Excerpts from a figure dataset
● ● ● ● ● ● ●

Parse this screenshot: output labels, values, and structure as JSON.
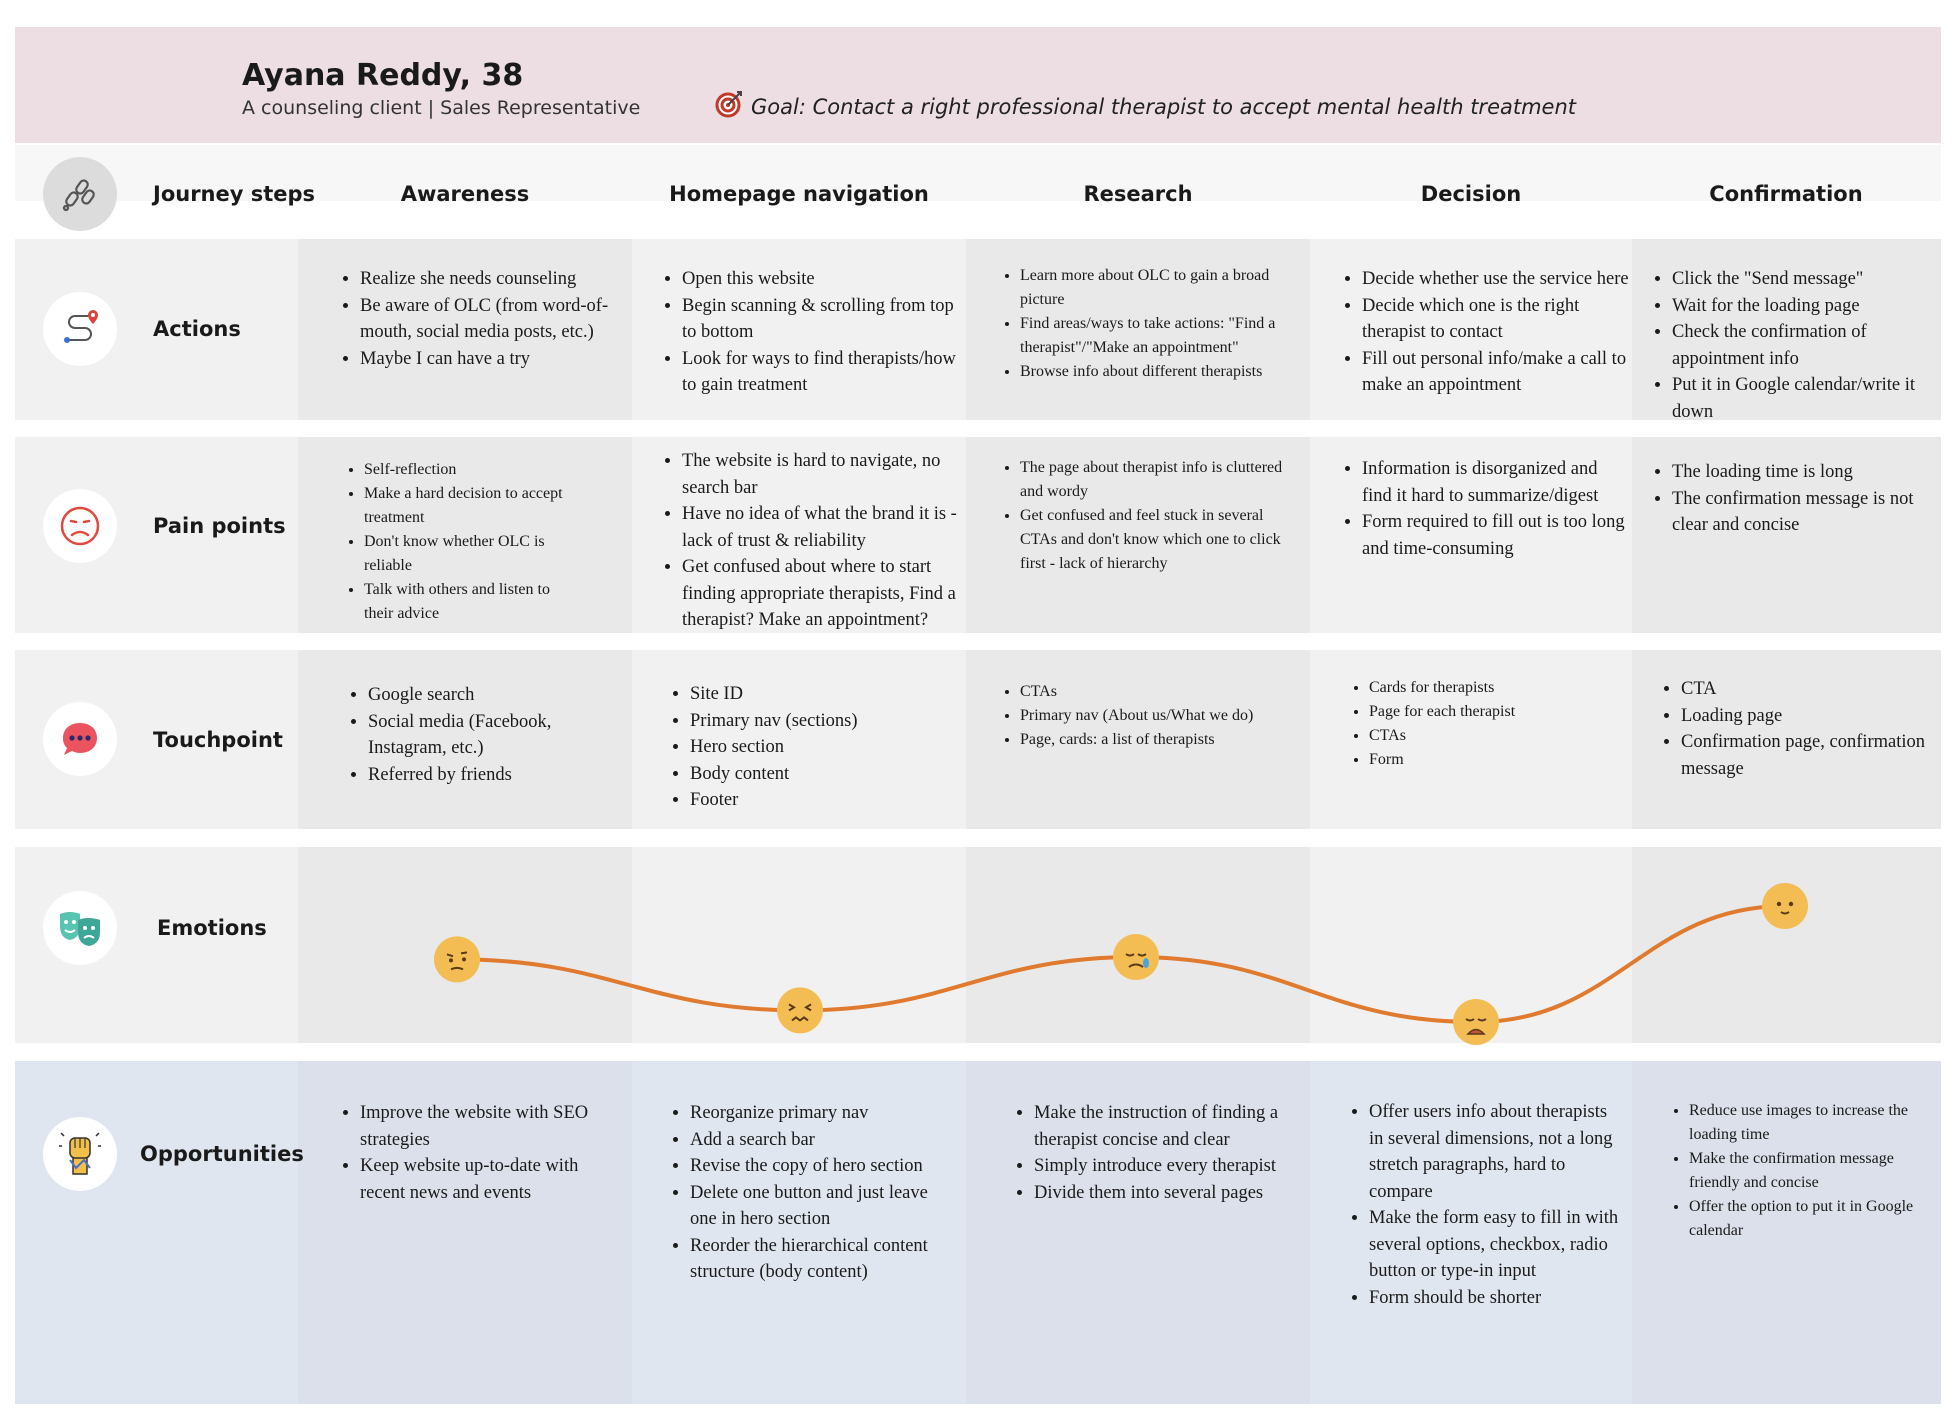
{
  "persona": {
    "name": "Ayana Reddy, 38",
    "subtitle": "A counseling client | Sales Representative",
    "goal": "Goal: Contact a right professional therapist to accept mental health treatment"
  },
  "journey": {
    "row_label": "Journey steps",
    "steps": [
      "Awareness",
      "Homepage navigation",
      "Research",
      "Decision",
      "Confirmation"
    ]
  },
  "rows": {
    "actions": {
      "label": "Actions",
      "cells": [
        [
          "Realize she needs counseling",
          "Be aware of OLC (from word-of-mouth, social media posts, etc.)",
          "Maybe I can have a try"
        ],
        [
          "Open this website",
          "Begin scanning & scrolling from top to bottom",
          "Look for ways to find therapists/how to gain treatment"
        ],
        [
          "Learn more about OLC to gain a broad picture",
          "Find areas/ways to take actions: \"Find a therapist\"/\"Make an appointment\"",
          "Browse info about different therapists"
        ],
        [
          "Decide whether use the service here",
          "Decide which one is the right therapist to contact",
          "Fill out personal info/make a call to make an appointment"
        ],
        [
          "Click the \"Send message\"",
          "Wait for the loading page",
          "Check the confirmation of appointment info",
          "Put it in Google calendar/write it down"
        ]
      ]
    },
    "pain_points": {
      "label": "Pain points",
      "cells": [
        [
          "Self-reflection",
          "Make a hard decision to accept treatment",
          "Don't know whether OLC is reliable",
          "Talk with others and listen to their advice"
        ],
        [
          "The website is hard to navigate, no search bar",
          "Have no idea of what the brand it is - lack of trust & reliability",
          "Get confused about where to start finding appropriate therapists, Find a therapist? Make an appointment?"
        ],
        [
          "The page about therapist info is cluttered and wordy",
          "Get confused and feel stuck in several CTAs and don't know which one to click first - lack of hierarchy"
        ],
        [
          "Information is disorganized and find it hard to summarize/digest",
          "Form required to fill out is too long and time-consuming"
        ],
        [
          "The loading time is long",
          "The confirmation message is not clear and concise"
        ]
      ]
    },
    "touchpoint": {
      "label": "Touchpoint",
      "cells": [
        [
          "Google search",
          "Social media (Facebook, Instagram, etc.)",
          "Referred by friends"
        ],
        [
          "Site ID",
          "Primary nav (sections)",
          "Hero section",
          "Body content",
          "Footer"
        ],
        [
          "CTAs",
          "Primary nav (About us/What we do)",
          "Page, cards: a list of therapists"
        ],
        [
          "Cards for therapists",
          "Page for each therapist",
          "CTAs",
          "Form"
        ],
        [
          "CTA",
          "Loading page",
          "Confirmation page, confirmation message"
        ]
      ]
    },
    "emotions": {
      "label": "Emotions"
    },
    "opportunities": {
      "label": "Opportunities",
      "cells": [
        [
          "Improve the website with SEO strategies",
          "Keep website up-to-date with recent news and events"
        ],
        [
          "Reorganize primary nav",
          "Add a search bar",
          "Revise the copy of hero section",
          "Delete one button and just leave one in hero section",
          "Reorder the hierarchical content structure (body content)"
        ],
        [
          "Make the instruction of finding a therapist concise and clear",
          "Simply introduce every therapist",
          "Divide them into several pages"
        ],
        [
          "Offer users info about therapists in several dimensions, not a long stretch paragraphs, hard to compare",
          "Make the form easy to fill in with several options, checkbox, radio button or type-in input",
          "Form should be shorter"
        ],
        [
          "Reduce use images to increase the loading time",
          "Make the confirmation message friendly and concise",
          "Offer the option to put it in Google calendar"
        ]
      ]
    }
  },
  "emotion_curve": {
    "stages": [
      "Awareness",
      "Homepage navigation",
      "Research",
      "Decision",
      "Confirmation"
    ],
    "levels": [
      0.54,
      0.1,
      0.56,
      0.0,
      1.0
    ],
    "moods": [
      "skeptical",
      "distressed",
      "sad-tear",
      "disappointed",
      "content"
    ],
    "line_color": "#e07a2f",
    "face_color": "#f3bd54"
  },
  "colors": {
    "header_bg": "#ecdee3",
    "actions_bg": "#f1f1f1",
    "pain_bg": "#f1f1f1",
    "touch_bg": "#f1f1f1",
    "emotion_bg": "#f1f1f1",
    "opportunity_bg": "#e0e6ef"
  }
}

● ● ● ● ● ● ●

[EXERCISE PROMPT]:
Of all the lines in the data above, state how many include "time". Say only the number.

[COMPLETE ANSWER]:
3